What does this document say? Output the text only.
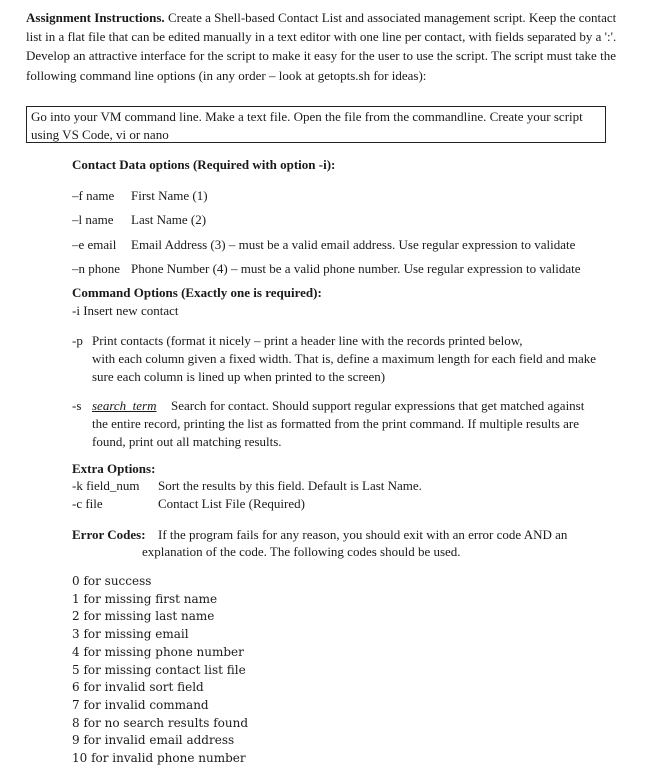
Assignment Instructions. Create a Shell-based Contact List and associated management script. Keep the contact list in a flat file that can be edited manually in a text editor with one line per contact, with fields separated by a ':'. Develop an attractive interface for the script to make it easy for the user to use the script. The script must take the following command line options (in any order – look at getopts.sh for ideas):
Go into your VM command line. Make a text file. Open the file from the commandline. Create your script using VS Code, vi or nano
Contact Data options (Required with option -i):
–f name First Name (1)
–l name Last Name (2)
–e email Email Address (3) – must be a valid email address. Use regular expression to validate
–n phone Phone Number (4) – must be a valid phone number. Use regular expression to validate
Command Options (Exactly one is required):
-i Insert new contact
-p Print contacts (format it nicely – print a header line with the records printed below,
with each column given a fixed width. That is, define a maximum length for each field and make sure each column is lined up when printed to the screen)
-s search_term Search for contact. Should support regular expressions that get matched against
the entire record, printing the list as formatted from the print command. If multiple results are found, print out all matching results.
Extra Options:
-k field_num Sort the results by this field. Default is Last Name.
-c file	Contact List File (Required)
Error Codes: If the program fails for any reason, you should exit with an error code AND an
explanation of the code. The following codes should be used.
0 for success
1 for missing first name
2 for missing last name
3 for missing email
4 for missing phone number
5 for missing contact list file
6 for invalid sort field
7 for invalid command
8 for no search results found
9 for invalid email address
10 for invalid phone number
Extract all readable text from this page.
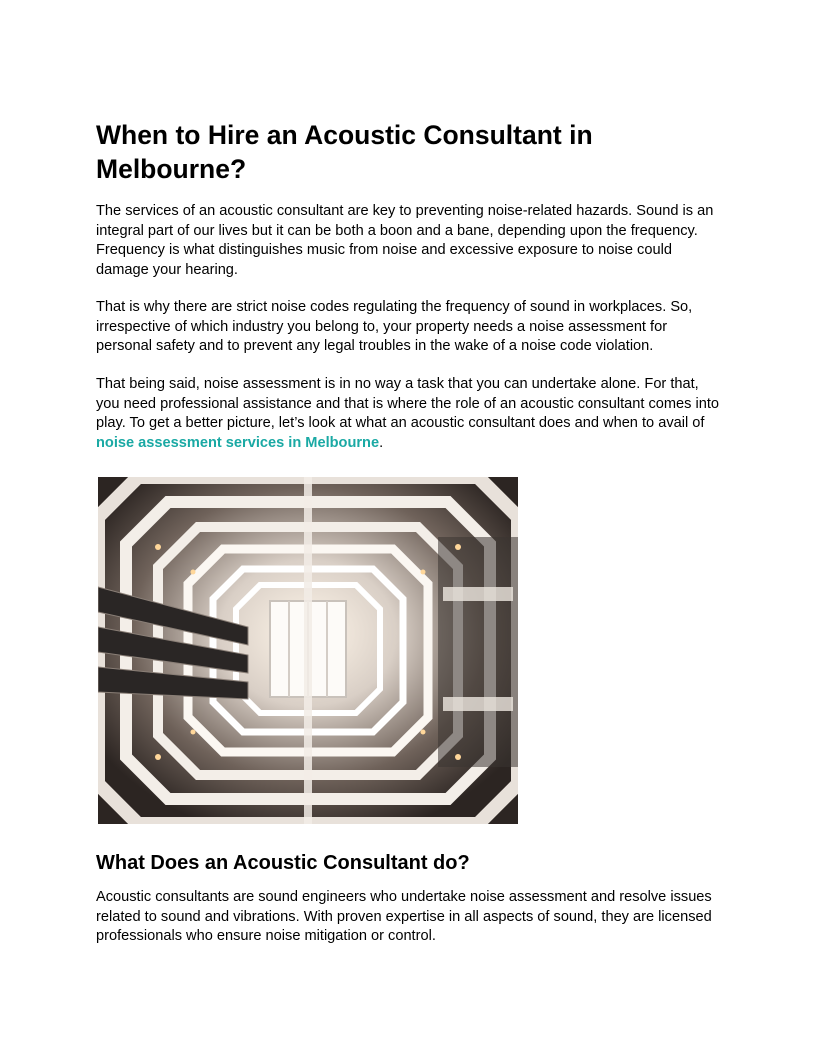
When to Hire an Acoustic Consultant in Melbourne?

The services of an acoustic consultant are key to preventing noise-related hazards. Sound is an integral part of our lives but it can be both a boon and a bane, depending upon the frequency. Frequency is what distinguishes music from noise and excessive exposure to noise could damage your hearing.

That is why there are strict noise codes regulating the frequency of sound in workplaces. So, irrespective of which industry you belong to, your property needs a noise assessment for personal safety and to prevent any legal troubles in the wake of a noise code violation.

That being said, noise assessment is in no way a task that you can undertake alone. For that, you need professional assistance and that is where the role of an acoustic consultant comes into play. To get a better picture, let’s look at what an acoustic consultant does and when to avail of noise assessment services in Melbourne.

What Does an Acoustic Consultant do?

Acoustic consultants are sound engineers who undertake noise assessment and resolve issues related to sound and vibrations. With proven expertise in all aspects of sound, they are licensed professionals who ensure noise mitigation or control.
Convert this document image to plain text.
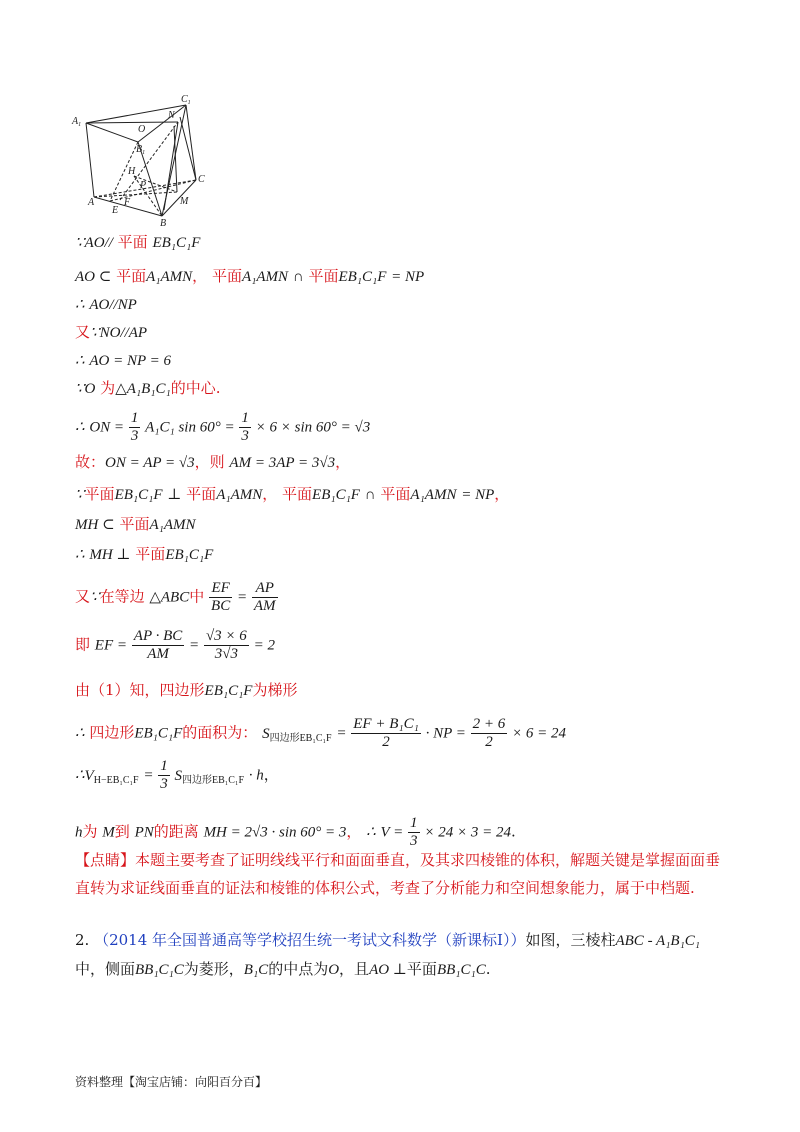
$A_1$
$C_1$
N
O
$B_1$
H
P
C
A
E
F	M
B
∵AO// 平面 EB₁C₁F
AO ⊂ 平面A₁AMN， 平面A₁AMN ∩ 平面EB₁C₁F = NP
∴ AO//NP
又∵NO//AP
∴ AO = NP = 6
∵O 为△A₁B₁C₁的中心.
∴ ON = $\frac{1}{3} A_1C_1$ $\sin 60^\circ = \frac{1}{3} \times 6 \times \sin 60^\circ = √3$
故：ON = AP = √3，则 AM = 3AP = 3√3，
∵平面EB₁C₁F ⊥ 平面A₁AMN， 平面EB₁C₁F ∩ 平面A₁AMN = NP，
MH ⊂ 平面A₁AMN
∴ MH ⊥ 平面EB₁C₁F
又∵在等边 △ABC中 $\frac{EF}{BC} = \frac{AP}{AM}$
即 EF = $\frac{AP \cdot BC}{AM} = \frac{√3 \times 6}{3√3} = 2$
由（1）知，四边形EB₁C₁F为梯形
∴ 四边形EB₁C₁F的面积为： $S_{四边形EB_1C_1F} = \frac{\text{EF + B₁C₁}}{2}$ · NP = $\frac{2 + 6}{2} \times 6 = 24$
$\therefore V_{H-EB_1C_1F} = \frac{1}{3} S_{四边形EB_1C_1F} \cdot h$，
h为 M到 PN的距离 MH = 2√3 · sin 60° = 3， ∴ $V = \frac{1}{3} \times 24 \times 3 = 24$.
【点睛】本题主要考查了证明线线平行和面面垂直，及其求四棱锥的体积，解题关键是掌握面面垂直转为求证线面垂直的证法和棱锥的体积公式，考查了分析能力和空间想象能力，属于中档题.
2. （2014 年全国普通高等学校招生统一考试文科数学（新课标Ⅰ））如图，三棱柱ABC - A₁B₁C₁中，侧面BB₁C₁C为菱形，B₁C的中点为O，且AO ⊥平面BB₁C₁C.
资料整理【淘宝店铺：向阳百分百】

•••••

Could you repeat, exactly and with nothing else, the lines from the one containing "Convert this document image to plain text." through the last line of the records above, leaving out the pictures?

Convert this document image to plain text.
$A_1$
$C_1$
N
O
$B_1$
H
P
C
A
E
F	M
B
∵AO// 平面 EB₁C₁F
AO ⊂ 平面A₁AMN， 平面A₁AMN ∩ 平面EB₁C₁F = NP
∴ AO//NP
又∵NO//AP
∴ AO = NP = 6
∵O 为△A₁B₁C₁的中心.
∴ ON = $\frac{1}{3} A_1C_1$ $\sin 60^\circ = \frac{1}{3} \times 6 \times \sin 60^\circ = √3$
故：ON = AP = √3，则 AM = 3AP = 3√3，
∵平面EB₁C₁F ⊥ 平面A₁AMN， 平面EB₁C₁F ∩ 平面A₁AMN = NP，
MH ⊂ 平面A₁AMN
∴ MH ⊥ 平面EB₁C₁F
又∵在等边 △ABC中 $\frac{EF}{BC} = \frac{AP}{AM}$
即 EF = $\frac{AP \cdot BC}{AM} = \frac{√3 \times 6}{3√3} = 2$
由（1）知，四边形EB₁C₁F为梯形
∴ 四边形EB₁C₁F的面积为： $S_{四边形EB_1C_1F} = \frac{\text{EF + B₁C₁}}{2}$ · NP = $\frac{2 + 6}{2} \times 6 = 24$
$\therefore V_{H-EB_1C_1F} = \frac{1}{3} S_{四边形EB_1C_1F} \cdot h$，
h为 M到 PN的距离 MH = 2√3 · sin 60° = 3， ∴ $V = \frac{1}{3} \times 24 \times 3 = 24$.
【点睛】本题主要考查了证明线线平行和面面垂直，及其求四棱锥的体积，解题关键是掌握面面垂直转为求证线面垂直的证法和棱锥的体积公式，考查了分析能力和空间想象能力，属于中档题.
2. （2014 年全国普通高等学校招生统一考试文科数学（新课标Ⅰ））如图，三棱柱ABC - A₁B₁C₁中，侧面BB₁C₁C为菱形，B₁C的中点为O，且AO ⊥平面BB₁C₁C.
资料整理【淘宝店铺：向阳百分百】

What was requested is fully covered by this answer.